TASK GOAL: Every record below should be written out exactly; pictures stay out.

------------------------------------------------------------------------

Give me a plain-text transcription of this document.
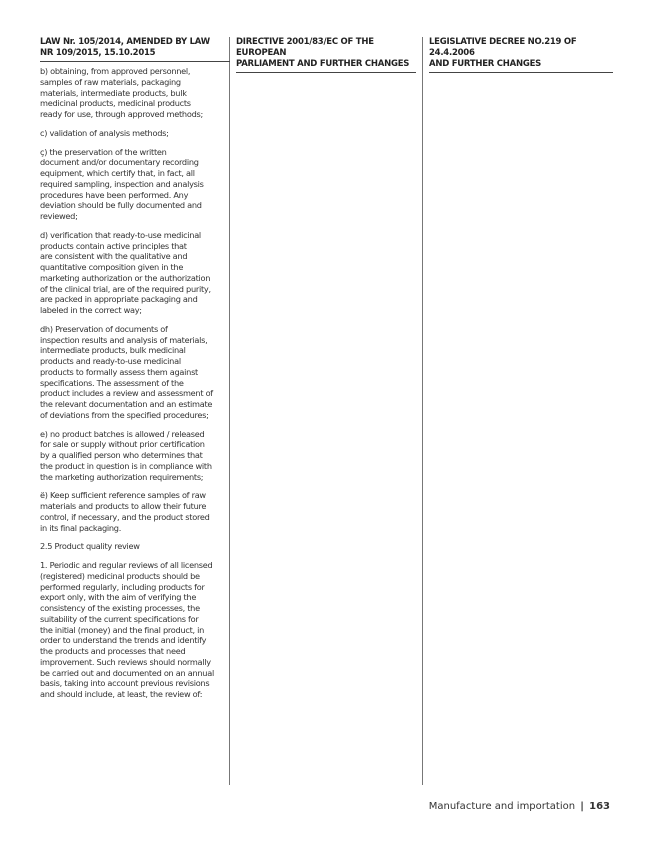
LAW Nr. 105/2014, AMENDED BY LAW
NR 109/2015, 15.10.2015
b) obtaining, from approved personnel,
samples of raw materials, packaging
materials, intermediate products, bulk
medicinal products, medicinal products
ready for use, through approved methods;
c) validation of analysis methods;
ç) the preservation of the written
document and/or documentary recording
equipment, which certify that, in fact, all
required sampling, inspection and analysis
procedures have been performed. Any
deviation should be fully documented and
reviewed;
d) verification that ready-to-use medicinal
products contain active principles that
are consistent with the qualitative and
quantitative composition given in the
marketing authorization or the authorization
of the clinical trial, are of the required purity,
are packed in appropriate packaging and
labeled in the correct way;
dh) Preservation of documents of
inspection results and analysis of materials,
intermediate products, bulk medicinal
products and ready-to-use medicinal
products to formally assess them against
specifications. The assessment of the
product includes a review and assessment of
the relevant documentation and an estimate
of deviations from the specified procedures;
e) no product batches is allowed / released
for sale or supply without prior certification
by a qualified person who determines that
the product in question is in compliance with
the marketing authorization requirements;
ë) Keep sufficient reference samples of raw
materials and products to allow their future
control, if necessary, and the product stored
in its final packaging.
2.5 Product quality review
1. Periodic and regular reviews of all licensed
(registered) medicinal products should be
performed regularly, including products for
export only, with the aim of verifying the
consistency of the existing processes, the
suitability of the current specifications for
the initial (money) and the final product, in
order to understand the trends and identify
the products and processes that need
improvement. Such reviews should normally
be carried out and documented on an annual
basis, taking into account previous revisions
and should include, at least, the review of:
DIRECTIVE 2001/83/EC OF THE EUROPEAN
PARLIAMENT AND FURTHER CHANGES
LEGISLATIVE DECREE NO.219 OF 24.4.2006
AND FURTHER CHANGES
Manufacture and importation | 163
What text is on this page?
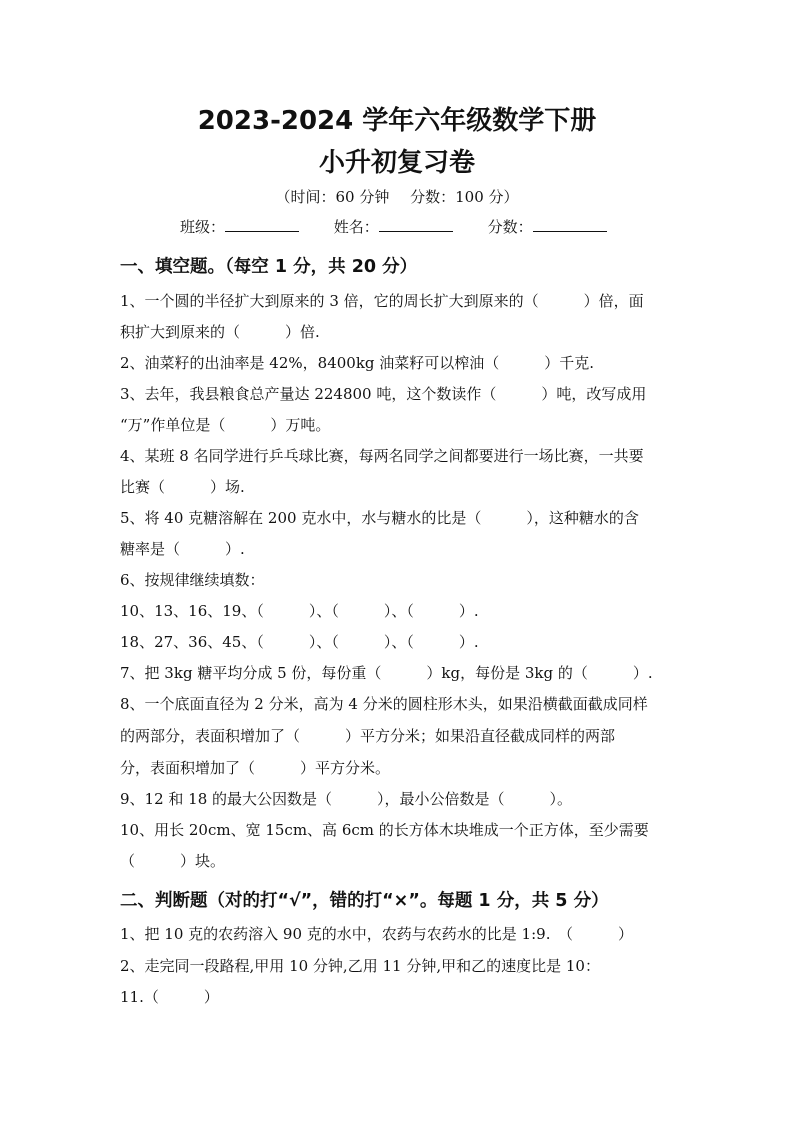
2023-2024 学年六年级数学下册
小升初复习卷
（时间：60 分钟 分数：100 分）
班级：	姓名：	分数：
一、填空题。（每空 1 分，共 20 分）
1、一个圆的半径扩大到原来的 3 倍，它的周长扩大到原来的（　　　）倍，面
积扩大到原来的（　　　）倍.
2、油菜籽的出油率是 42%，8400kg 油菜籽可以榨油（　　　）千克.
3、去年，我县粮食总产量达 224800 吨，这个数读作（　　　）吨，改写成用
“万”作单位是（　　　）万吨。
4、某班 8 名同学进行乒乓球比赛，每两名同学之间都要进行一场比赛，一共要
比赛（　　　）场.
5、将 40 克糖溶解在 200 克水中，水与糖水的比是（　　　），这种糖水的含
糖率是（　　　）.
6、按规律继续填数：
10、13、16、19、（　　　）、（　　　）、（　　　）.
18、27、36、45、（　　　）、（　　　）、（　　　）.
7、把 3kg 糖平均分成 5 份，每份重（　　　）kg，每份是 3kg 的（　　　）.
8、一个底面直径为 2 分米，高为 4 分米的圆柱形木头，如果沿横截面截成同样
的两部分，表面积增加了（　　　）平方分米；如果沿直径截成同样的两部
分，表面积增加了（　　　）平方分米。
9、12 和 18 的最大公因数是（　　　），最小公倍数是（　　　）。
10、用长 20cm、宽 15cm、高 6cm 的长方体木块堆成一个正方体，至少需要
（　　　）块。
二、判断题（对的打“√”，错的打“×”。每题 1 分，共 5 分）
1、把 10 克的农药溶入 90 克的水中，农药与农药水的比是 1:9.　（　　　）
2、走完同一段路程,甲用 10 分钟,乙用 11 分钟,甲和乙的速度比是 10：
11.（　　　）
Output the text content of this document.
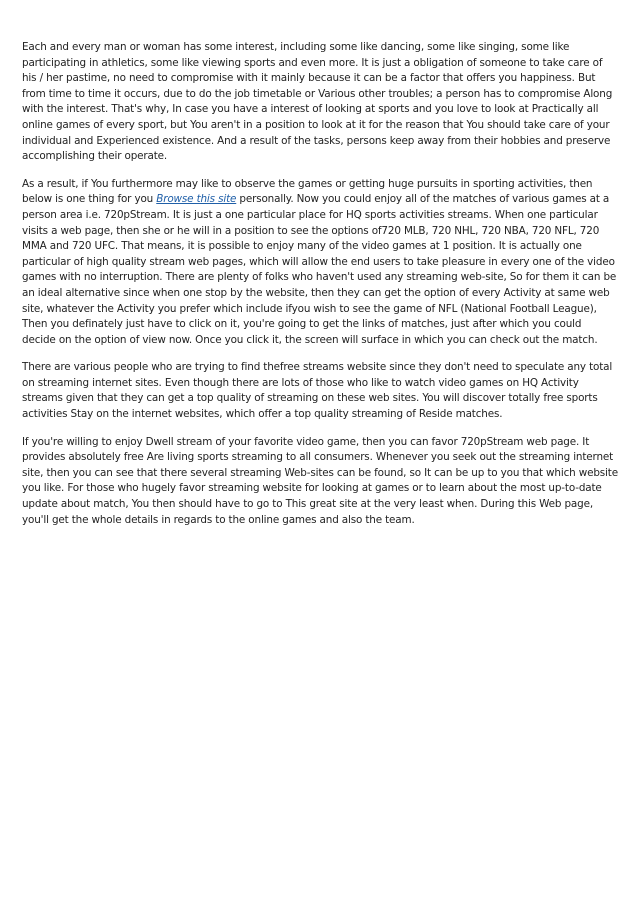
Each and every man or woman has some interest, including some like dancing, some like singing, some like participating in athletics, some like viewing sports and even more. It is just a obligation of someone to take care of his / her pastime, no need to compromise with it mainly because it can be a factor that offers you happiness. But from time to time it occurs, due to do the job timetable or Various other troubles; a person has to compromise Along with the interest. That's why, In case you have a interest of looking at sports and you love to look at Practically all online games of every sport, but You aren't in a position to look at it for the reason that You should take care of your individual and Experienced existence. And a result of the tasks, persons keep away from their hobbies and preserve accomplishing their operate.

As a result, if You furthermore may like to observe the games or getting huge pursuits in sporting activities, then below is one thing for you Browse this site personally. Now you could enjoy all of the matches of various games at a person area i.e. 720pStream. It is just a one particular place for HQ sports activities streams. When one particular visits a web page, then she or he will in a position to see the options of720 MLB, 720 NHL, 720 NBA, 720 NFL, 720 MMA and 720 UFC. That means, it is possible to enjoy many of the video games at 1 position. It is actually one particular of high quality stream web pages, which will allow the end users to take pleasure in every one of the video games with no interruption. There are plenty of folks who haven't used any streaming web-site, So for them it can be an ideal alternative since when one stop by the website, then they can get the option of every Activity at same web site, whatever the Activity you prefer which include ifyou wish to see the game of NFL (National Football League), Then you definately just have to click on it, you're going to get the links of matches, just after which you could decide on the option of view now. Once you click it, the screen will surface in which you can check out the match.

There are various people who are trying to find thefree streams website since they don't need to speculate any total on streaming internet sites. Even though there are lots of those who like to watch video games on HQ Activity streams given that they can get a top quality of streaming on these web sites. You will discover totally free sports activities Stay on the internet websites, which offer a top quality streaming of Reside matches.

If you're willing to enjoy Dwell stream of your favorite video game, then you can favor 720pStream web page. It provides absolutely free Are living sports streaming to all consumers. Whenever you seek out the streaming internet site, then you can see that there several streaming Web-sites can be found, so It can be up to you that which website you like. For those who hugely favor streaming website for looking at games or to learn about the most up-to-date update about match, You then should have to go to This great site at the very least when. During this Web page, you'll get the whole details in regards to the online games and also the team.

------------------------------------------------------------------------

IN RESPONSE:
Give me a plain-text transcription of this document.
LAW Nr. 105/2014, AMENDED BY LAW
NR 109/2015, 15.10.2015
b) obtaining, from approved personnel,
samples of raw materials, packaging
materials, intermediate products, bulk
medicinal products, medicinal products
ready for use, through approved methods;
c) validation of analysis methods;
ç) the preservation of the written
document and/or documentary recording
equipment, which certify that, in fact, all
required sampling, inspection and analysis
procedures have been performed. Any
deviation should be fully documented and
reviewed;
d) verification that ready-to-use medicinal
products contain active principles that
are consistent with the qualitative and
quantitative composition given in the
marketing authorization or the authorization
of the clinical trial, are of the required purity,
are packed in appropriate packaging and
labeled in the correct way;
dh) Preservation of documents of
inspection results and analysis of materials,
intermediate products, bulk medicinal
products and ready-to-use medicinal
products to formally assess them against
specifications. The assessment of the
product includes a review and assessment of
the relevant documentation and an estimate
of deviations from the specified procedures;
e) no product batches is allowed / released
for sale or supply without prior certification
by a qualified person who determines that
the product in question is in compliance with
the marketing authorization requirements;
ë) Keep sufficient reference samples of raw
materials and products to allow their future
control, if necessary, and the product stored
in its final packaging.
2.5 Product quality review
1. Periodic and regular reviews of all licensed
(registered) medicinal products should be
performed regularly, including products for
export only, with the aim of verifying the
consistency of the existing processes, the
suitability of the current specifications for
the initial (money) and the final product, in
order to understand the trends and identify
the products and processes that need
improvement. Such reviews should normally
be carried out and documented on an annual
basis, taking into account previous revisions
and should include, at least, the review of:
DIRECTIVE 2001/83/EC OF THE EUROPEAN
PARLIAMENT AND FURTHER CHANGES
LEGISLATIVE DECREE NO.219 OF 24.4.2006
AND FURTHER CHANGES
Manufacture and importation | 163
What text is on this page?
2023-2024 学年六年级数学下册
小升初复习卷
（时间：60 分钟 分数：100 分）
班级：	姓名：	分数：
一、填空题。（每空 1 分，共 20 分）
1、一个圆的半径扩大到原来的 3 倍，它的周长扩大到原来的（　　　）倍，面
积扩大到原来的（　　　）倍.
2、油菜籽的出油率是 42%，8400kg 油菜籽可以榨油（　　　）千克.
3、去年，我县粮食总产量达 224800 吨，这个数读作（　　　）吨，改写成用
“万”作单位是（　　　）万吨。
4、某班 8 名同学进行乒乓球比赛，每两名同学之间都要进行一场比赛，一共要
比赛（　　　）场.
5、将 40 克糖溶解在 200 克水中，水与糖水的比是（　　　），这种糖水的含
糖率是（　　　）.
6、按规律继续填数：
10、13、16、19、（　　　）、（　　　）、（　　　）.
18、27、36、45、（　　　）、（　　　）、（　　　）.
7、把 3kg 糖平均分成 5 份，每份重（　　　）kg，每份是 3kg 的（　　　）.
8、一个底面直径为 2 分米，高为 4 分米的圆柱形木头，如果沿横截面截成同样
的两部分，表面积增加了（　　　）平方分米；如果沿直径截成同样的两部
分，表面积增加了（　　　）平方分米。
9、12 和 18 的最大公因数是（　　　），最小公倍数是（　　　）。
10、用长 20cm、宽 15cm、高 6cm 的长方体木块堆成一个正方体，至少需要
（　　　）块。
二、判断题（对的打“√”，错的打“×”。每题 1 分，共 5 分）
1、把 10 克的农药溶入 90 克的水中，农药与农药水的比是 1:9.　（　　　）
2、走完同一段路程,甲用 10 分钟,乙用 11 分钟,甲和乙的速度比是 10：
11.（　　　）
Output the text content of this document.
Each and every man or woman has some interest, including some like dancing, some like singing, some like participating in athletics, some like viewing sports and even more. It is just a obligation of someone to take care of his / her pastime, no need to compromise with it mainly because it can be a factor that offers you happiness. But from time to time it occurs, due to do the job timetable or Various other troubles; a person has to compromise Along with the interest. That's why, In case you have a interest of looking at sports and you love to look at Practically all online games of every sport, but You aren't in a position to look at it for the reason that You should take care of your individual and Experienced existence. And a result of the tasks, persons keep away from their hobbies and preserve accomplishing their operate.

As a result, if You furthermore may like to observe the games or getting huge pursuits in sporting activities, then below is one thing for you Browse this site personally. Now you could enjoy all of the matches of various games at a person area i.e. 720pStream. It is just a one particular place for HQ sports activities streams. When one particular visits a web page, then she or he will in a position to see the options of720 MLB, 720 NHL, 720 NBA, 720 NFL, 720 MMA and 720 UFC. That means, it is possible to enjoy many of the video games at 1 position. It is actually one particular of high quality stream web pages, which will allow the end users to take pleasure in every one of the video games with no interruption. There are plenty of folks who haven't used any streaming web-site, So for them it can be an ideal alternative since when one stop by the website, then they can get the option of every Activity at same web site, whatever the Activity you prefer which include ifyou wish to see the game of NFL (National Football League), Then you definately just have to click on it, you're going to get the links of matches, just after which you could decide on the option of view now. Once you click it, the screen will surface in which you can check out the match.

There are various people who are trying to find thefree streams website since they don't need to speculate any total on streaming internet sites. Even though there are lots of those who like to watch video games on HQ Activity streams given that they can get a top quality of streaming on these web sites. You will discover totally free sports activities Stay on the internet websites, which offer a top quality streaming of Reside matches.

If you're willing to enjoy Dwell stream of your favorite video game, then you can favor 720pStream web page. It provides absolutely free Are living sports streaming to all consumers. Whenever you seek out the streaming internet site, then you can see that there several streaming Web-sites can be found, so It can be up to you that which website you like. For those who hugely favor streaming website for looking at games or to learn about the most up-to-date update about match, You then should have to go to This great site at the very least when. During this Web page, you'll get the whole details in regards to the online games and also the team.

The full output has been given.